What the exercise asks.
Locate all lines in the data below that hold "TradingView" and show them.

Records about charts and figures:
══════════════════════════════

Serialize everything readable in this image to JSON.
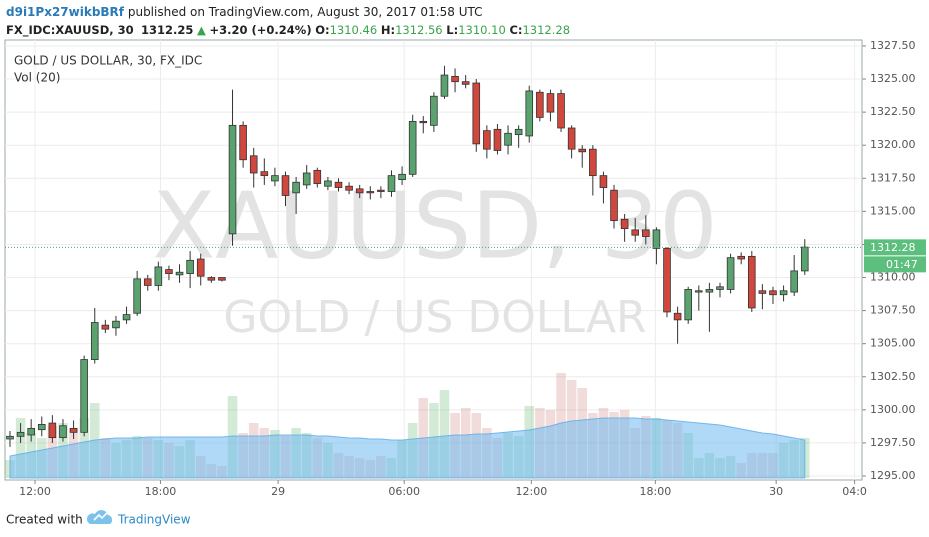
{
  "header": {
    "author": "d9i1Px27wikbBRf",
    "published": "published on TradingView.com, August 30, 2017 01:58 UTC",
    "symbol": "FX_IDC:XAUUSD, 30",
    "price": "1312.25",
    "change": "+3.20 (+0.24%)",
    "o_label": "O:",
    "o": "1310.46",
    "h_label": "H:",
    "h": "1312.56",
    "l_label": "L:",
    "l": "1310.10",
    "c_label": "C:",
    "c": "1312.28"
  },
  "footer": {
    "created": "Created with",
    "brand": "TradingView"
  },
  "chart_data": {
    "type": "candlestick",
    "title": "GOLD / US DOLLAR, 30, FX_IDC",
    "watermark": "XAUUSD, 30",
    "watermark_subtitle": "GOLD / US DOLLAR",
    "up_color": "#5aa36f",
    "down_color": "#d0473d",
    "open": [
      1297.8,
      1298.0,
      1298.1,
      1298.5,
      1299.0,
      1297.9,
      1298.6,
      1298.3,
      1303.8,
      1306.4,
      1306.2,
      1306.8,
      1307.3,
      1309.9,
      1309.4,
      1310.6,
      1310.2,
      1310.3,
      1311.4,
      1310.0,
      1310.0,
      1313.3,
      1321.5,
      1319.2,
      1318.0,
      1317.3,
      1317.7,
      1316.4,
      1317.0,
      1318.1,
      1316.9,
      1317.2,
      1316.9,
      1316.7,
      1316.5,
      1316.6,
      1316.5,
      1317.4,
      1317.8,
      1321.8,
      1321.5,
      1323.7,
      1325.2,
      1324.8,
      1324.7,
      1321.1,
      1321.2,
      1320.0,
      1320.8,
      1320.7,
      1324.0,
      1323.9,
      1323.9,
      1321.3,
      1319.7,
      1319.7,
      1317.7,
      1316.6,
      1314.4,
      1313.6,
      1313.6,
      1312.2,
      1312.2,
      1307.3,
      1306.8,
      1308.9,
      1308.9,
      1309.1,
      1309.1,
      1311.6,
      1311.6,
      1309.0,
      1309.0,
      1308.7,
      1308.9,
      1310.5
    ],
    "high": [
      1298.4,
      1299.0,
      1299.3,
      1299.5,
      1299.6,
      1299.3,
      1299.2,
      1304.1,
      1307.7,
      1306.8,
      1307.1,
      1307.8,
      1310.5,
      1310.2,
      1311.2,
      1310.9,
      1311.0,
      1312.0,
      1311.8,
      1310.1,
      1310.0,
      1324.2,
      1321.8,
      1319.8,
      1319.0,
      1318.3,
      1318.0,
      1317.6,
      1318.5,
      1318.3,
      1317.6,
      1317.5,
      1317.2,
      1317.0,
      1316.9,
      1316.9,
      1318.1,
      1318.4,
      1322.3,
      1322.2,
      1324.0,
      1326.0,
      1325.8,
      1325.3,
      1325.0,
      1321.5,
      1321.6,
      1321.5,
      1321.5,
      1324.5,
      1324.2,
      1324.2,
      1324.2,
      1321.5,
      1320.0,
      1320.0,
      1318.0,
      1317.0,
      1314.8,
      1314.5,
      1314.7,
      1313.8,
      1312.3,
      1307.8,
      1309.3,
      1309.4,
      1309.6,
      1309.6,
      1311.8,
      1311.9,
      1312.0,
      1309.5,
      1309.3,
      1309.4,
      1311.7,
      1312.9
    ],
    "low": [
      1297.2,
      1297.5,
      1297.6,
      1298.0,
      1297.5,
      1297.6,
      1297.8,
      1298.0,
      1303.5,
      1305.8,
      1305.6,
      1306.5,
      1307.1,
      1309.0,
      1309.0,
      1309.8,
      1309.6,
      1309.2,
      1309.4,
      1309.6,
      1309.7,
      1312.4,
      1318.3,
      1316.8,
      1317.0,
      1316.9,
      1315.4,
      1314.8,
      1316.7,
      1316.8,
      1316.6,
      1316.5,
      1316.3,
      1316.0,
      1315.9,
      1316.0,
      1316.1,
      1317.0,
      1317.6,
      1320.9,
      1321.0,
      1323.5,
      1324.0,
      1324.3,
      1319.5,
      1319.0,
      1319.3,
      1319.3,
      1319.8,
      1320.2,
      1321.8,
      1321.8,
      1321.0,
      1319.0,
      1318.3,
      1316.2,
      1315.6,
      1313.7,
      1312.7,
      1312.7,
      1312.5,
      1311.0,
      1307.0,
      1305.0,
      1306.5,
      1307.5,
      1305.9,
      1308.5,
      1308.8,
      1311.0,
      1307.4,
      1307.6,
      1308.0,
      1308.2,
      1308.6,
      1310.2
    ],
    "close": [
      1298.0,
      1298.3,
      1298.6,
      1298.9,
      1297.9,
      1298.8,
      1298.3,
      1303.8,
      1306.6,
      1306.1,
      1306.7,
      1307.2,
      1309.9,
      1309.4,
      1310.8,
      1310.3,
      1310.4,
      1311.3,
      1310.1,
      1309.8,
      1309.8,
      1321.5,
      1318.9,
      1317.9,
      1317.7,
      1317.7,
      1316.2,
      1317.2,
      1317.9,
      1317.1,
      1317.3,
      1316.8,
      1316.6,
      1316.4,
      1316.4,
      1316.5,
      1317.7,
      1317.8,
      1321.8,
      1321.7,
      1323.7,
      1325.3,
      1324.8,
      1324.6,
      1320.1,
      1319.7,
      1319.6,
      1320.9,
      1321.2,
      1324.1,
      1322.1,
      1322.5,
      1321.3,
      1319.7,
      1319.5,
      1317.7,
      1316.8,
      1314.3,
      1313.7,
      1313.2,
      1313.1,
      1313.6,
      1307.4,
      1306.8,
      1309.1,
      1309.0,
      1309.1,
      1309.3,
      1311.5,
      1311.4,
      1307.7,
      1308.8,
      1308.7,
      1309.0,
      1310.5,
      1312.3
    ],
    "volume": {
      "name": "Vol (20)",
      "up_color": "rgba(110,190,120,0.3)",
      "down_color": "rgba(205,110,110,0.25)",
      "ma_color": "rgba(110,185,240,0.55)",
      "values": [
        18,
        60,
        45,
        40,
        52,
        55,
        50,
        60,
        75,
        40,
        35,
        38,
        42,
        40,
        38,
        35,
        32,
        38,
        22,
        14,
        12,
        82,
        45,
        55,
        50,
        48,
        42,
        50,
        45,
        40,
        35,
        25,
        22,
        20,
        18,
        22,
        20,
        38,
        55,
        80,
        75,
        88,
        65,
        70,
        65,
        50,
        40,
        45,
        42,
        72,
        70,
        68,
        105,
        98,
        90,
        65,
        70,
        66,
        68,
        50,
        62,
        60,
        58,
        55,
        45,
        20,
        25,
        20,
        22,
        15,
        25,
        25,
        25,
        35,
        38,
        40
      ],
      "ma": [
        22,
        24,
        26,
        28,
        30,
        32,
        34,
        36,
        38,
        39,
        40,
        40,
        40,
        41,
        41,
        41,
        41,
        41,
        41,
        41,
        41,
        42,
        42,
        42,
        42,
        43,
        43,
        43,
        43,
        42,
        42,
        41,
        40,
        40,
        39,
        39,
        38,
        38,
        39,
        40,
        41,
        42,
        43,
        43,
        44,
        44,
        45,
        46,
        47,
        48,
        50,
        52,
        55,
        57,
        58,
        59,
        60,
        60,
        60,
        60,
        59,
        59,
        58,
        57,
        56,
        55,
        54,
        53,
        51,
        49,
        47,
        45,
        44,
        42,
        40,
        38
      ]
    },
    "last_price": 1312.28,
    "countdown": "01:47",
    "ylim": [
      1294.85,
      1327.95
    ],
    "yticks": [
      {
        "value": 1295,
        "label": "1295.00"
      },
      {
        "value": 1297.5,
        "label": "1297.50"
      },
      {
        "value": 1300,
        "label": "1300.00"
      },
      {
        "value": 1302.5,
        "label": "1302.50"
      },
      {
        "value": 1305,
        "label": "1305.00"
      },
      {
        "value": 1307.5,
        "label": "1307.50"
      },
      {
        "value": 1310,
        "label": "1310.00"
      },
      {
        "value": 1312.5,
        "label": "1312.50"
      },
      {
        "value": 1315,
        "label": "1315.00"
      },
      {
        "value": 1317.5,
        "label": "1317.50"
      },
      {
        "value": 1320,
        "label": "1320.00"
      },
      {
        "value": 1322.5,
        "label": "1322.50"
      },
      {
        "value": 1325,
        "label": "1325.00"
      },
      {
        "value": 1327.5,
        "label": "1327.50"
      }
    ],
    "xlim": [
      -0.47,
      80.4
    ],
    "xticks": [
      {
        "value": 2.36,
        "label": "12:00"
      },
      {
        "value": 14.2,
        "label": "18:00"
      },
      {
        "value": 25.3,
        "label": "29"
      },
      {
        "value": 37.2,
        "label": "06:00"
      },
      {
        "value": 49.2,
        "label": "12:00"
      },
      {
        "value": 60.9,
        "label": "18:00"
      },
      {
        "value": 72.3,
        "label": "30"
      },
      {
        "value": 79.7,
        "label": "04:0"
      }
    ],
    "grid": true
  }
}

══════════════════════════════

Result of this exercise.
    "published": "published on TradingView.com, August 30, 2017 01:58 UTC",
    "brand": "TradingView"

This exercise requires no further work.